*Short exercise:* Reproduce the listing exactly, with no pictures in your copy.

— START OF The data —

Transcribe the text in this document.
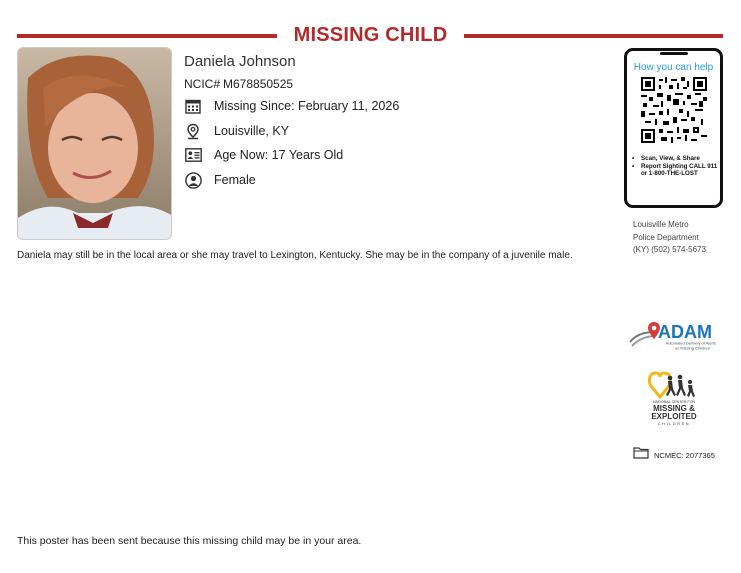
MISSING CHILD
Daniela Johnson
NCIC# M678850525
Missing Since: February 11, 2026
Louisville, KY
Age Now: 17 Years Old
Female
Daniela may still be in the local area or she may travel to Lexington, Kentucky. She may be in the company of a juvenile male.
How you can help
• Scan, View, & Share
• Report Sighting CALL 911 or 1-800-THE-LOST
Louisville Metro
Police Department
(KY) (502) 574-5673
ADAM
Automated Delivery of Alerts
on Missing Children
NATIONAL CENTER FOR
MISSING &
EXPLOITED
CHILDREN
NCMEC: 2077365
This poster has been sent because this missing child may be in your area.
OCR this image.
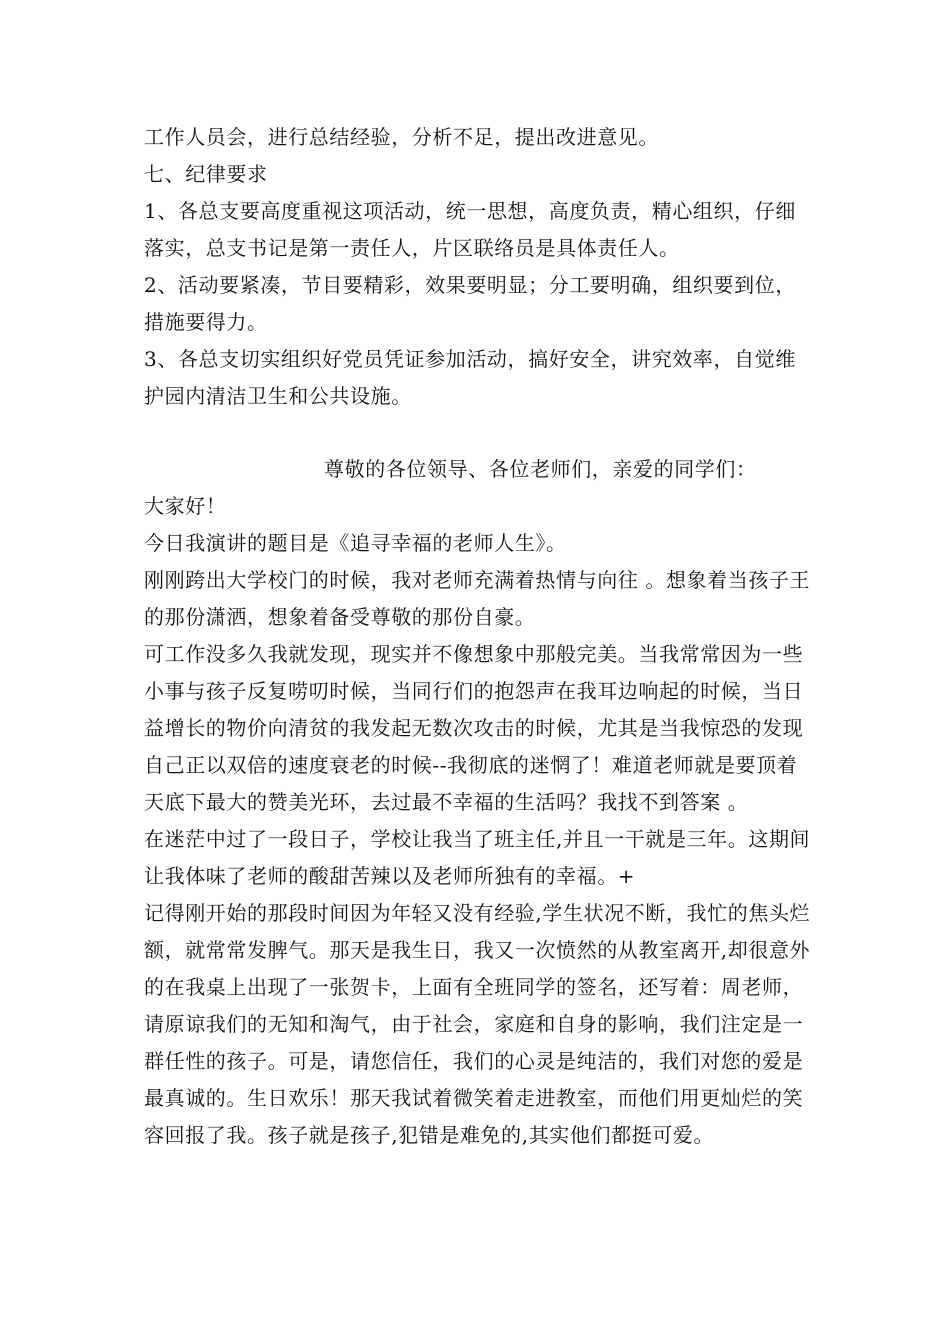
工作人员会，进行总结经验，分析不足，提出改进意见。

七、纪律要求

1、各总支要高度重视这项活动，统一思想，高度负责，精心组织，仔细落实，总支书记是第一责任人，片区联络员是具体责任人。

2、活动要紧凑，节目要精彩，效果要明显；分工要明确，组织要到位，措施要得力。

3、各总支切实组织好党员凭证参加活动，搞好安全，讲究效率，自觉维护园内清洁卫生和公共设施。

尊敬的各位领导、各位老师们，亲爱的同学们：

大家好！

今日我演讲的题目是《追寻幸福的老师人生》。

刚刚跨出大学校门的时候，我对老师充满着热情与向往 。想象着当孩子王的那份潇洒，想象着备受尊敬的那份自豪。

可工作没多久我就发现，现实并不像想象中那般完美。当我常常因为一些小事与孩子反复唠叨时候，当同行们的抱怨声在我耳边响起的时候，当日益增长的物价向清贫的我发起无数次攻击的时候，尤其是当我惊恐的发现自己正以双倍的速度衰老的时候--我彻底的迷惘了！难道老师就是要顶着天底下最大的赞美光环，去过最不幸福的生活吗？我找不到答案 。

在迷茫中过了一段日子，学校让我当了班主任,并且一干就是三年。这期间让我体味了老师的酸甜苦辣以及老师所独有的幸福。+

记得刚开始的那段时间因为年轻又没有经验,学生状况不断，我忙的焦头烂额，就常常发脾气。那天是我生日，我又一次愤然的从教室离开,却很意外的在我桌上出现了一张贺卡，上面有全班同学的签名，还写着：周老师，请原谅我们的无知和淘气，由于社会，家庭和自身的影响，我们注定是一群任性的孩子。可是，请您信任，我们的心灵是纯洁的，我们对您的爱是最真诚的。生日欢乐！那天我试着微笑着走进教室，而他们用更灿烂的笑容回报了我。孩子就是孩子,犯错是难免的,其实他们都挺可爱。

— END OF The data —

*Written reply:*
Transcribe the text in this document.
MISSING CHILD
Daniela Johnson
NCIC# M678850525
Missing Since: February 11, 2026
Louisville, KY
Age Now: 17 Years Old
Female
Daniela may still be in the local area or she may travel to Lexington, Kentucky. She may be in the company of a juvenile male.
How you can help
• Scan, View, & Share
• Report Sighting CALL 911 or 1-800-THE-LOST
Louisville Metro
Police Department
(KY) (502) 574-5673
ADAM
Automated Delivery of Alerts
on Missing Children
NATIONAL CENTER FOR
MISSING &
EXPLOITED
CHILDREN
NCMEC: 2077365
This poster has been sent because this missing child may be in your area.
OCR this image.
工作人员会，进行总结经验，分析不足，提出改进意见。

七、纪律要求

1、各总支要高度重视这项活动，统一思想，高度负责，精心组织，仔细落实，总支书记是第一责任人，片区联络员是具体责任人。

2、活动要紧凑，节目要精彩，效果要明显；分工要明确，组织要到位，措施要得力。

3、各总支切实组织好党员凭证参加活动，搞好安全，讲究效率，自觉维护园内清洁卫生和公共设施。

尊敬的各位领导、各位老师们，亲爱的同学们：

大家好！

今日我演讲的题目是《追寻幸福的老师人生》。

刚刚跨出大学校门的时候，我对老师充满着热情与向往 。想象着当孩子王的那份潇洒，想象着备受尊敬的那份自豪。

可工作没多久我就发现，现实并不像想象中那般完美。当我常常因为一些小事与孩子反复唠叨时候，当同行们的抱怨声在我耳边响起的时候，当日益增长的物价向清贫的我发起无数次攻击的时候，尤其是当我惊恐的发现自己正以双倍的速度衰老的时候--我彻底的迷惘了！难道老师就是要顶着天底下最大的赞美光环，去过最不幸福的生活吗？我找不到答案 。

在迷茫中过了一段日子，学校让我当了班主任,并且一干就是三年。这期间让我体味了老师的酸甜苦辣以及老师所独有的幸福。+

记得刚开始的那段时间因为年轻又没有经验,学生状况不断，我忙的焦头烂额，就常常发脾气。那天是我生日，我又一次愤然的从教室离开,却很意外的在我桌上出现了一张贺卡，上面有全班同学的签名，还写着：周老师，请原谅我们的无知和淘气，由于社会，家庭和自身的影响，我们注定是一群任性的孩子。可是，请您信任，我们的心灵是纯洁的，我们对您的爱是最真诚的。生日欢乐！那天我试着微笑着走进教室，而他们用更灿烂的笑容回报了我。孩子就是孩子,犯错是难免的,其实他们都挺可爱。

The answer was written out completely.